• **EXERCISE DIRECTIONS**
Reading the listing below, count the lines that contain the word "Night" and give that count alone.

• **DATASET EXTRACT**

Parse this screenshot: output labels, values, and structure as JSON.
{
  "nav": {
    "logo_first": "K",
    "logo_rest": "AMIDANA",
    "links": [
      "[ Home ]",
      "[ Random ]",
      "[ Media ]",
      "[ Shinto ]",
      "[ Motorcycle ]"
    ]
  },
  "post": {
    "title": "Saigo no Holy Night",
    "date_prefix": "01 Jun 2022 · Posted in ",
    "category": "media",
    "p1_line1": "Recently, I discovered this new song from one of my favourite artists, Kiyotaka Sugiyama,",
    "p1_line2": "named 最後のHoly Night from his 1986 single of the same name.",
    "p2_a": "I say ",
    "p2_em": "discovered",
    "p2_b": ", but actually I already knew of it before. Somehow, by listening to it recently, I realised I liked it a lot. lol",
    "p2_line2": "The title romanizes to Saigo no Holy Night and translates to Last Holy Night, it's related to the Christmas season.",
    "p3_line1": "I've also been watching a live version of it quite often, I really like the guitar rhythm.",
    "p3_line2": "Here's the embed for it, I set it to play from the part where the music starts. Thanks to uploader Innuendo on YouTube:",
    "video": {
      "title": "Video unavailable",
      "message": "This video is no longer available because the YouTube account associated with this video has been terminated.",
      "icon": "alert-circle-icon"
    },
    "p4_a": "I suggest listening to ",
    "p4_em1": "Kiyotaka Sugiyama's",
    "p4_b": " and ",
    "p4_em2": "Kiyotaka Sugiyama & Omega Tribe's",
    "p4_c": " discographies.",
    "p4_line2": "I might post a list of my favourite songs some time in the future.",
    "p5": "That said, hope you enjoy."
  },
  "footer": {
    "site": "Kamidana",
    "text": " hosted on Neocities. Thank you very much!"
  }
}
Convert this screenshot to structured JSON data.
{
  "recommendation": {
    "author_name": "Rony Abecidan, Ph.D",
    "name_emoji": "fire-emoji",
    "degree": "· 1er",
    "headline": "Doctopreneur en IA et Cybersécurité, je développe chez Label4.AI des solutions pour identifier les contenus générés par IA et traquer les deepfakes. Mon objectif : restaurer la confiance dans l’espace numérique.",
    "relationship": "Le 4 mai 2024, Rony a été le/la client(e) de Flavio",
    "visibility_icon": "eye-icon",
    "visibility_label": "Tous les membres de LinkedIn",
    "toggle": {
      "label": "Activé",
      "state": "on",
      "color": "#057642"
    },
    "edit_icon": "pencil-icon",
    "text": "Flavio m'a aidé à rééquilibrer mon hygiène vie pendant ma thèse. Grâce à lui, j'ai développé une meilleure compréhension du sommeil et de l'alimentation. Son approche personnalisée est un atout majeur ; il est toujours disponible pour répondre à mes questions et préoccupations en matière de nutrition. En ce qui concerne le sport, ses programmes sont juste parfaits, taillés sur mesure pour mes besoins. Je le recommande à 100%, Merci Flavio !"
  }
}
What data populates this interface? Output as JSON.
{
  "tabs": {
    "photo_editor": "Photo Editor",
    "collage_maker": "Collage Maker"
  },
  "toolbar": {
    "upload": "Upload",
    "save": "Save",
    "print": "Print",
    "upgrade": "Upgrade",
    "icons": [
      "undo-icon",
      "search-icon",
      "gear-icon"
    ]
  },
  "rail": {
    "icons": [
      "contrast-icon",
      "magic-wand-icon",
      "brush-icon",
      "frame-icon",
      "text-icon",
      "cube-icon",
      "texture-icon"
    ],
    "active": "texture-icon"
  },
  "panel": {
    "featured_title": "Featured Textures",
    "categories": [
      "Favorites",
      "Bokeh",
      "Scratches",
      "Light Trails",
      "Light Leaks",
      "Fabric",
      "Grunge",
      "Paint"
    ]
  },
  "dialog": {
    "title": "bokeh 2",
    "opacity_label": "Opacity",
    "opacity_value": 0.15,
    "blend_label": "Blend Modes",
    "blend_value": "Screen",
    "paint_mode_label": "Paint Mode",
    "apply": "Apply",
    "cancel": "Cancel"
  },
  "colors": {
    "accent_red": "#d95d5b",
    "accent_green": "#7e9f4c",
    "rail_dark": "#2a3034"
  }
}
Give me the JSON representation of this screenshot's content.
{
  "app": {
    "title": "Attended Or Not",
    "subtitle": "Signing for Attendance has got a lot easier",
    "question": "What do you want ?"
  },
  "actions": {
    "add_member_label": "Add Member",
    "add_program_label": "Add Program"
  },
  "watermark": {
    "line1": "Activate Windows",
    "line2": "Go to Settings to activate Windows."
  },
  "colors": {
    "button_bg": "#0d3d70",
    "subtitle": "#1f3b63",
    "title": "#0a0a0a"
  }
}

• **SOLUTION TO THE EXERCISE**
3